EXERCISE BRIEF: Drop the pictures from the entries below, then reproduce the rest exactly.

--- Begin ---

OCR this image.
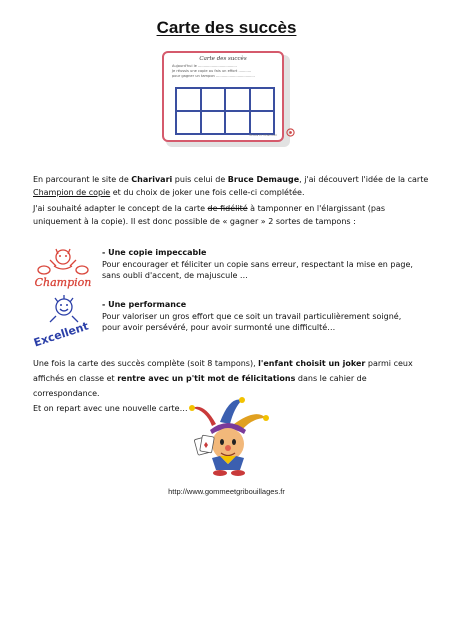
Carte des succès
Carte des succès
Aujourd'hui le ..................................
Je réussis une copie ou fais un effort ...........
pour gagner un tampon ..................................
Bruce D. Charivari
En parcourant le site de Charivari puis celui de Bruce Demauge, j'ai découvert l'idée de la carte Champion de copie et du choix de joker une fois celle-ci complétée.
J'ai souhaité adapter le concept de la carte de fidélité à tamponner en l'élargissant (pas uniquement à la copie). Il est donc possible de « gagner » 2 sortes de tampons :
Champion
Excellent
- Une copie impeccable
Pour encourager et féliciter un copie sans erreur, respectant la mise en page, sans oubli d'accent, de majuscule …
- Une performance
Pour valoriser un gros effort que ce soit un travail particulièrement soigné, pour avoir persévéré, pour avoir surmonté une difficulté…
Une fois la carte des succès complète (soit 8 tampons), l'enfant choisit un joker parmi ceux affichés en classe et rentre avec un p'tit mot de félicitations dans le cahier de correspondance.
Et on repart avec une nouvelle carte…
http://www.gommeetgribouillages.fr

--- End ---

FINAL RESULT:
OCR this image.
Carte des succès
Carte des succès
Aujourd'hui le ..................................
Je réussis une copie ou fais un effort ...........
pour gagner un tampon ..................................
Bruce D. Charivari
En parcourant le site de Charivari puis celui de Bruce Demauge, j'ai découvert l'idée de la carte Champion de copie et du choix de joker une fois celle-ci complétée.
J'ai souhaité adapter le concept de la carte de fidélité à tamponner en l'élargissant (pas uniquement à la copie). Il est donc possible de « gagner » 2 sortes de tampons :
Champion
Excellent
- Une copie impeccable
Pour encourager et féliciter un copie sans erreur, respectant la mise en page, sans oubli d'accent, de majuscule …
- Une performance
Pour valoriser un gros effort que ce soit un travail particulièrement soigné, pour avoir persévéré, pour avoir surmonté une difficulté…
Une fois la carte des succès complète (soit 8 tampons), l'enfant choisit un joker parmi ceux affichés en classe et rentre avec un p'tit mot de félicitations dans le cahier de correspondance.
Et on repart avec une nouvelle carte…
http://www.gommeetgribouillages.fr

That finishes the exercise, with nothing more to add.